■ What is asked ■
Copy out the entries below precisely; nothing is to be omitted.

start Items

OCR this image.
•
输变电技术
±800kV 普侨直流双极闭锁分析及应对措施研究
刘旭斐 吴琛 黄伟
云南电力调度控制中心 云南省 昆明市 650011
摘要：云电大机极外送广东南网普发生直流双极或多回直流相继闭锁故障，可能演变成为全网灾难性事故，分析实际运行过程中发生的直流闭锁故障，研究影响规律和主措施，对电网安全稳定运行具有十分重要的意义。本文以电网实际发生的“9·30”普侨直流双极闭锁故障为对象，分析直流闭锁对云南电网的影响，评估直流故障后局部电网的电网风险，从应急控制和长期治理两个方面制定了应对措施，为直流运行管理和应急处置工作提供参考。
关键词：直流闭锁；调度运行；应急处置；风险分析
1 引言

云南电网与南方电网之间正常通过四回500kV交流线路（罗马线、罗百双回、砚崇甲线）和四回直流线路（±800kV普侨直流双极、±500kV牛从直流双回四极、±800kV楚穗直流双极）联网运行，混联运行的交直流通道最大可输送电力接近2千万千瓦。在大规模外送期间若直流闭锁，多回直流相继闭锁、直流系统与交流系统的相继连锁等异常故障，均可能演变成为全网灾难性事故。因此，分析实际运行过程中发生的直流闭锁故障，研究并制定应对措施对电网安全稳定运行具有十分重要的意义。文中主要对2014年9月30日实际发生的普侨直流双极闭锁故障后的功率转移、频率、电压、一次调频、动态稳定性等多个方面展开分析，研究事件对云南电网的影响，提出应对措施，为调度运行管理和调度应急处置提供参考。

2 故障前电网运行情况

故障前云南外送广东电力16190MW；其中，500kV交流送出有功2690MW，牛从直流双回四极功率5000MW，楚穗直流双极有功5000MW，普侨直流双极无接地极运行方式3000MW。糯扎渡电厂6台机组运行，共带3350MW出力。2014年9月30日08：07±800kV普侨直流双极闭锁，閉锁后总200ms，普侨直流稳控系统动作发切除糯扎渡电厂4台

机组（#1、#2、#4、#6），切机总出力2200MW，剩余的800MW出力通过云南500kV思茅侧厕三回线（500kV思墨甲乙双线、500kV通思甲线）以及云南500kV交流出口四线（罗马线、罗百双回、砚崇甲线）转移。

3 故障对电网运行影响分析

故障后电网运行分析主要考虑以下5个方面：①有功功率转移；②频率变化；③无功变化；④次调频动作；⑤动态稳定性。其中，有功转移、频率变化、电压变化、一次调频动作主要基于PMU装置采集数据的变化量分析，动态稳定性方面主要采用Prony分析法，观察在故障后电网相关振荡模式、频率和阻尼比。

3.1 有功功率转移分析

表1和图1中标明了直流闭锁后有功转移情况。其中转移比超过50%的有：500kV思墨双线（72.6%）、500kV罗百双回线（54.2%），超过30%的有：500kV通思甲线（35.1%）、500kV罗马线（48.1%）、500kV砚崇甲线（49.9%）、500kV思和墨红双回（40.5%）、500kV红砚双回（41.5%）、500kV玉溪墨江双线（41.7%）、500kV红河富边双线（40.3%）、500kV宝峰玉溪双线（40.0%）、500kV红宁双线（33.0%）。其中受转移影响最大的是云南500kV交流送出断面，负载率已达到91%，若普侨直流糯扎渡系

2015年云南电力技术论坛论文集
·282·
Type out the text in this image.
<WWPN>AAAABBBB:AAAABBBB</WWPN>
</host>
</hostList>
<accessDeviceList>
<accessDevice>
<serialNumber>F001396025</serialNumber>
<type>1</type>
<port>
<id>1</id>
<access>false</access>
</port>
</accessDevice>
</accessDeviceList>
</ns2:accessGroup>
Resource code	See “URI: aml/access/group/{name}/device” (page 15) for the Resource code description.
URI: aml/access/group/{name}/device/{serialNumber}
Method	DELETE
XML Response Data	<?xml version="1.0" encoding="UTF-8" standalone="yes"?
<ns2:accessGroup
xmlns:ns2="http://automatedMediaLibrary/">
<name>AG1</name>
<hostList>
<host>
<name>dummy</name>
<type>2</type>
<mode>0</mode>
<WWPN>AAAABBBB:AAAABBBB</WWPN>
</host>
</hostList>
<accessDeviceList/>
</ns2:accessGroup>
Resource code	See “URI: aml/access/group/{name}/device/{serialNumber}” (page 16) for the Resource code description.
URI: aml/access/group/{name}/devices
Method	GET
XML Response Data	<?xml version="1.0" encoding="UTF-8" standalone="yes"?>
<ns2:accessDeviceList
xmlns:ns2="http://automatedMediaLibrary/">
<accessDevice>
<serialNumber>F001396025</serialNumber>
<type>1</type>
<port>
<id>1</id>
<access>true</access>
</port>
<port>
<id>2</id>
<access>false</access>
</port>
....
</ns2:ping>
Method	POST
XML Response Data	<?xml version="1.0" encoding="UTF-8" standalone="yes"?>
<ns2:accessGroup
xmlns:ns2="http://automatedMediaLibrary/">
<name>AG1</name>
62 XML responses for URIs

end Items

■ Solution to the exercise ■
OCR this image.
•
输变电技术
±800kV 普侨直流双极闭锁分析及应对措施研究
刘旭斐 吴琛 黄伟
云南电力调度控制中心 云南省 昆明市 650011
摘要：云电大机极外送广东南网普发生直流双极或多回直流相继闭锁故障，可能演变成为全网灾难性事故，分析实际运行过程中发生的直流闭锁故障，研究影响规律和主措施，对电网安全稳定运行具有十分重要的意义。本文以电网实际发生的“9·30”普侨直流双极闭锁故障为对象，分析直流闭锁对云南电网的影响，评估直流故障后局部电网的电网风险，从应急控制和长期治理两个方面制定了应对措施，为直流运行管理和应急处置工作提供参考。
关键词：直流闭锁；调度运行；应急处置；风险分析
1 引言

云南电网与南方电网之间正常通过四回500kV交流线路（罗马线、罗百双回、砚崇甲线）和四回直流线路（±800kV普侨直流双极、±500kV牛从直流双回四极、±800kV楚穗直流双极）联网运行，混联运行的交直流通道最大可输送电力接近2千万千瓦。在大规模外送期间若直流闭锁，多回直流相继闭锁、直流系统与交流系统的相继连锁等异常故障，均可能演变成为全网灾难性事故。因此，分析实际运行过程中发生的直流闭锁故障，研究并制定应对措施对电网安全稳定运行具有十分重要的意义。文中主要对2014年9月30日实际发生的普侨直流双极闭锁故障后的功率转移、频率、电压、一次调频、动态稳定性等多个方面展开分析，研究事件对云南电网的影响，提出应对措施，为调度运行管理和调度应急处置提供参考。

2 故障前电网运行情况

故障前云南外送广东电力16190MW；其中，500kV交流送出有功2690MW，牛从直流双回四极功率5000MW，楚穗直流双极有功5000MW，普侨直流双极无接地极运行方式3000MW。糯扎渡电厂6台机组运行，共带3350MW出力。2014年9月30日08：07±800kV普侨直流双极闭锁，閉锁后总200ms，普侨直流稳控系统动作发切除糯扎渡电厂4台

机组（#1、#2、#4、#6），切机总出力2200MW，剩余的800MW出力通过云南500kV思茅侧厕三回线（500kV思墨甲乙双线、500kV通思甲线）以及云南500kV交流出口四线（罗马线、罗百双回、砚崇甲线）转移。

3 故障对电网运行影响分析

故障后电网运行分析主要考虑以下5个方面：①有功功率转移；②频率变化；③无功变化；④次调频动作；⑤动态稳定性。其中，有功转移、频率变化、电压变化、一次调频动作主要基于PMU装置采集数据的变化量分析，动态稳定性方面主要采用Prony分析法，观察在故障后电网相关振荡模式、频率和阻尼比。

3.1 有功功率转移分析

表1和图1中标明了直流闭锁后有功转移情况。其中转移比超过50%的有：500kV思墨双线（72.6%）、500kV罗百双回线（54.2%），超过30%的有：500kV通思甲线（35.1%）、500kV罗马线（48.1%）、500kV砚崇甲线（49.9%）、500kV思和墨红双回（40.5%）、500kV红砚双回（41.5%）、500kV玉溪墨江双线（41.7%）、500kV红河富边双线（40.3%）、500kV宝峰玉溪双线（40.0%）、500kV红宁双线（33.0%）。其中受转移影响最大的是云南500kV交流送出断面，负载率已达到91%，若普侨直流糯扎渡系

2015年云南电力技术论坛论文集
·282·
Type out the text in this image.
<WWPN>AAAABBBB:AAAABBBB</WWPN>
</host>
</hostList>
<accessDeviceList>
<accessDevice>
<serialNumber>F001396025</serialNumber>
<type>1</type>
<port>
<id>1</id>
<access>false</access>
</port>
</accessDevice>
</accessDeviceList>
</ns2:accessGroup>
Resource code	See “URI: aml/access/group/{name}/device” (page 15) for the Resource code description.
URI: aml/access/group/{name}/device/{serialNumber}
Method	DELETE
XML Response Data	<?xml version="1.0" encoding="UTF-8" standalone="yes"?
<ns2:accessGroup
xmlns:ns2="http://automatedMediaLibrary/">
<name>AG1</name>
<hostList>
<host>
<name>dummy</name>
<type>2</type>
<mode>0</mode>
<WWPN>AAAABBBB:AAAABBBB</WWPN>
</host>
</hostList>
<accessDeviceList/>
</ns2:accessGroup>
Resource code	See “URI: aml/access/group/{name}/device/{serialNumber}” (page 16) for the Resource code description.
URI: aml/access/group/{name}/devices
Method	GET
XML Response Data	<?xml version="1.0" encoding="UTF-8" standalone="yes"?>
<ns2:accessDeviceList
xmlns:ns2="http://automatedMediaLibrary/">
<accessDevice>
<serialNumber>F001396025</serialNumber>
<type>1</type>
<port>
<id>1</id>
<access>true</access>
</port>
<port>
<id>2</id>
<access>false</access>
</port>
....
</ns2:ping>
Method	POST
XML Response Data	<?xml version="1.0" encoding="UTF-8" standalone="yes"?>
<ns2:accessGroup
xmlns:ns2="http://automatedMediaLibrary/">
<name>AG1</name>
62 XML responses for URIs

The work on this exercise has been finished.